═════ EXCERPTED DATA

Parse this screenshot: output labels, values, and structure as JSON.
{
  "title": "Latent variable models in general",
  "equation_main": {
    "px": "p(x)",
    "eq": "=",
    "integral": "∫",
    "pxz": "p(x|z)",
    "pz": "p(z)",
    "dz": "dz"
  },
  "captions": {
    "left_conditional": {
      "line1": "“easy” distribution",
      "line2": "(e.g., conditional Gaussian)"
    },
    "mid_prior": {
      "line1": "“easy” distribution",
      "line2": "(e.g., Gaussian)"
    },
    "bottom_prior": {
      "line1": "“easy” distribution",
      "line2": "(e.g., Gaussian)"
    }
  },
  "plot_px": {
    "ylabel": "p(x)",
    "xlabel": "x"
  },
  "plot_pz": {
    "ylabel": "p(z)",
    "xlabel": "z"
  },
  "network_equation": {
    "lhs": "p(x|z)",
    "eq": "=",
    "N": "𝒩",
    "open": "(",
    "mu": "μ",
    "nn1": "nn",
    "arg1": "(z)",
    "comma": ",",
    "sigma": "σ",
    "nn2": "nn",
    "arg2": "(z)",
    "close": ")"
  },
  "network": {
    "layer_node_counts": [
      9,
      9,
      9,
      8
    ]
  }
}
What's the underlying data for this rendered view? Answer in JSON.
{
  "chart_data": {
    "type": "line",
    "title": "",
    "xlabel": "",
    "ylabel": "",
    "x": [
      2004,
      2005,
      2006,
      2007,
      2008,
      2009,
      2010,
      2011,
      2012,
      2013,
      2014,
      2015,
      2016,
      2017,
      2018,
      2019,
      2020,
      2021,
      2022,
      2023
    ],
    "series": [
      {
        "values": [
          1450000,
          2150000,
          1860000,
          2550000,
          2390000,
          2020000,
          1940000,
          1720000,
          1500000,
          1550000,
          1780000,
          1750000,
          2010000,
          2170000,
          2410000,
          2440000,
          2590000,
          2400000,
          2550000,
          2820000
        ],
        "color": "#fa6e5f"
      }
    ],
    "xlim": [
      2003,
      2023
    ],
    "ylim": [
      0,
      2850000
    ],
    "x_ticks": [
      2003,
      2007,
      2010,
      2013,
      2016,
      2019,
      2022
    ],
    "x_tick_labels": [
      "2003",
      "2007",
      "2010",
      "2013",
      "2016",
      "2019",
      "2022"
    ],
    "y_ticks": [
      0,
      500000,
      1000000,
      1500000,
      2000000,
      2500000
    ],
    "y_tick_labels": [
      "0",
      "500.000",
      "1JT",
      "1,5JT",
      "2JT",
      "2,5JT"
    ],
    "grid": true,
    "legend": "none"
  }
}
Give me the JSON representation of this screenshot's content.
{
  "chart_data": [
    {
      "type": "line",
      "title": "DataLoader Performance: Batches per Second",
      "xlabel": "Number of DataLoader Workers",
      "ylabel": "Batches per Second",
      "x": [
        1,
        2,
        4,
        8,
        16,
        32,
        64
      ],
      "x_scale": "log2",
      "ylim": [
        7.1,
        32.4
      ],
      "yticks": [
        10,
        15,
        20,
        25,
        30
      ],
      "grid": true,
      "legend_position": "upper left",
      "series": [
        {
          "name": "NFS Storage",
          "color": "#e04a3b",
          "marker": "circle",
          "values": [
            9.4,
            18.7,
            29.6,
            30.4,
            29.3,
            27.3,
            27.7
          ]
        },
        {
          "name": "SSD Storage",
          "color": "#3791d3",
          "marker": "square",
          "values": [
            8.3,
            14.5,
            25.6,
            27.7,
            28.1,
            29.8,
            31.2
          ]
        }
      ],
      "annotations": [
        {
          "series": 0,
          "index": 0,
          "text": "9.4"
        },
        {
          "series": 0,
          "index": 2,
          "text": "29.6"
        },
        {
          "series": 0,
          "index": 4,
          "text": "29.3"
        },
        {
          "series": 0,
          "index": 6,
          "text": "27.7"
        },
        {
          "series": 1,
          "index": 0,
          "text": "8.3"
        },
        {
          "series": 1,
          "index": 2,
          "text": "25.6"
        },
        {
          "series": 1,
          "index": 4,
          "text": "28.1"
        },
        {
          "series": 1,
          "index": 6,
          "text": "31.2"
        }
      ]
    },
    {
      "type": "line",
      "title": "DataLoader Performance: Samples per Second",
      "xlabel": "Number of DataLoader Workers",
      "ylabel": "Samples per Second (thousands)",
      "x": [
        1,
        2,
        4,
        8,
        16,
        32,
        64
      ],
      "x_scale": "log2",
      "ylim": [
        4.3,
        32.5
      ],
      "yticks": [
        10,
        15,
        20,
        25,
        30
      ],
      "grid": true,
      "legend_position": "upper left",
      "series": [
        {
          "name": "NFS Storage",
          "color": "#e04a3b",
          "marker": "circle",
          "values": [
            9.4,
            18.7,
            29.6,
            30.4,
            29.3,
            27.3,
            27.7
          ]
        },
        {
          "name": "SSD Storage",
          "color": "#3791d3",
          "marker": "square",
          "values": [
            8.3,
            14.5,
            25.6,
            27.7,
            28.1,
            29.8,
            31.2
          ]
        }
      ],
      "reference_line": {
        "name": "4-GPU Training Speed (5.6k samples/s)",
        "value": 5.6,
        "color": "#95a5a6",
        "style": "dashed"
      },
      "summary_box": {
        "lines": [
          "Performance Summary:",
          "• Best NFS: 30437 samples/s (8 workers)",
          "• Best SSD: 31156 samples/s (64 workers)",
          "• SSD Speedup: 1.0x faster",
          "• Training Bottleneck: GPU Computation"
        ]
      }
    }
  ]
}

══════════

WORK TO BE COMPLETED
Repeat every line of the material exactly as given.

EXERCISE SOLUTION
Parse this screenshot: output labels, values, and structure as JSON.
{
  "title": "Latent variable models in general",
  "equation_main": {
    "px": "p(x)",
    "eq": "=",
    "integral": "∫",
    "pxz": "p(x|z)",
    "pz": "p(z)",
    "dz": "dz"
  },
  "captions": {
    "left_conditional": {
      "line1": "“easy” distribution",
      "line2": "(e.g., conditional Gaussian)"
    },
    "mid_prior": {
      "line1": "“easy” distribution",
      "line2": "(e.g., Gaussian)"
    },
    "bottom_prior": {
      "line1": "“easy” distribution",
      "line2": "(e.g., Gaussian)"
    }
  },
  "plot_px": {
    "ylabel": "p(x)",
    "xlabel": "x"
  },
  "plot_pz": {
    "ylabel": "p(z)",
    "xlabel": "z"
  },
  "network_equation": {
    "lhs": "p(x|z)",
    "eq": "=",
    "N": "𝒩",
    "open": "(",
    "mu": "μ",
    "nn1": "nn",
    "arg1": "(z)",
    "comma": ",",
    "sigma": "σ",
    "nn2": "nn",
    "arg2": "(z)",
    "close": ")"
  },
  "network": {
    "layer_node_counts": [
      9,
      9,
      9,
      8
    ]
  }
}
What's the underlying data for this rendered view? Answer in JSON.
{
  "chart_data": {
    "type": "line",
    "title": "",
    "xlabel": "",
    "ylabel": "",
    "x": [
      2004,
      2005,
      2006,
      2007,
      2008,
      2009,
      2010,
      2011,
      2012,
      2013,
      2014,
      2015,
      2016,
      2017,
      2018,
      2019,
      2020,
      2021,
      2022,
      2023
    ],
    "series": [
      {
        "values": [
          1450000,
          2150000,
          1860000,
          2550000,
          2390000,
          2020000,
          1940000,
          1720000,
          1500000,
          1550000,
          1780000,
          1750000,
          2010000,
          2170000,
          2410000,
          2440000,
          2590000,
          2400000,
          2550000,
          2820000
        ],
        "color": "#fa6e5f"
      }
    ],
    "xlim": [
      2003,
      2023
    ],
    "ylim": [
      0,
      2850000
    ],
    "x_ticks": [
      2003,
      2007,
      2010,
      2013,
      2016,
      2019,
      2022
    ],
    "x_tick_labels": [
      "2003",
      "2007",
      "2010",
      "2013",
      "2016",
      "2019",
      "2022"
    ],
    "y_ticks": [
      0,
      500000,
      1000000,
      1500000,
      2000000,
      2500000
    ],
    "y_tick_labels": [
      "0",
      "500.000",
      "1JT",
      "1,5JT",
      "2JT",
      "2,5JT"
    ],
    "grid": true,
    "legend": "none"
  }
}
Give me the JSON representation of this screenshot's content.
{
  "chart_data": [
    {
      "type": "line",
      "title": "DataLoader Performance: Batches per Second",
      "xlabel": "Number of DataLoader Workers",
      "ylabel": "Batches per Second",
      "x": [
        1,
        2,
        4,
        8,
        16,
        32,
        64
      ],
      "x_scale": "log2",
      "ylim": [
        7.1,
        32.4
      ],
      "yticks": [
        10,
        15,
        20,
        25,
        30
      ],
      "grid": true,
      "legend_position": "upper left",
      "series": [
        {
          "name": "NFS Storage",
          "color": "#e04a3b",
          "marker": "circle",
          "values": [
            9.4,
            18.7,
            29.6,
            30.4,
            29.3,
            27.3,
            27.7
          ]
        },
        {
          "name": "SSD Storage",
          "color": "#3791d3",
          "marker": "square",
          "values": [
            8.3,
            14.5,
            25.6,
            27.7,
            28.1,
            29.8,
            31.2
          ]
        }
      ],
      "annotations": [
        {
          "series": 0,
          "index": 0,
          "text": "9.4"
        },
        {
          "series": 0,
          "index": 2,
          "text": "29.6"
        },
        {
          "series": 0,
          "index": 4,
          "text": "29.3"
        },
        {
          "series": 0,
          "index": 6,
          "text": "27.7"
        },
        {
          "series": 1,
          "index": 0,
          "text": "8.3"
        },
        {
          "series": 1,
          "index": 2,
          "text": "25.6"
        },
        {
          "series": 1,
          "index": 4,
          "text": "28.1"
        },
        {
          "series": 1,
          "index": 6,
          "text": "31.2"
        }
      ]
    },
    {
      "type": "line",
      "title": "DataLoader Performance: Samples per Second",
      "xlabel": "Number of DataLoader Workers",
      "ylabel": "Samples per Second (thousands)",
      "x": [
        1,
        2,
        4,
        8,
        16,
        32,
        64
      ],
      "x_scale": "log2",
      "ylim": [
        4.3,
        32.5
      ],
      "yticks": [
        10,
        15,
        20,
        25,
        30
      ],
      "grid": true,
      "legend_position": "upper left",
      "series": [
        {
          "name": "NFS Storage",
          "color": "#e04a3b",
          "marker": "circle",
          "values": [
            9.4,
            18.7,
            29.6,
            30.4,
            29.3,
            27.3,
            27.7
          ]
        },
        {
          "name": "SSD Storage",
          "color": "#3791d3",
          "marker": "square",
          "values": [
            8.3,
            14.5,
            25.6,
            27.7,
            28.1,
            29.8,
            31.2
          ]
        }
      ],
      "reference_line": {
        "name": "4-GPU Training Speed (5.6k samples/s)",
        "value": 5.6,
        "color": "#95a5a6",
        "style": "dashed"
      },
      "summary_box": {
        "lines": [
          "Performance Summary:",
          "• Best NFS: 30437 samples/s (8 workers)",
          "• Best SSD: 31156 samples/s (64 workers)",
          "• SSD Speedup: 1.0x faster",
          "• Training Bottleneck: GPU Computation"
        ]
      }
    }
  ]
}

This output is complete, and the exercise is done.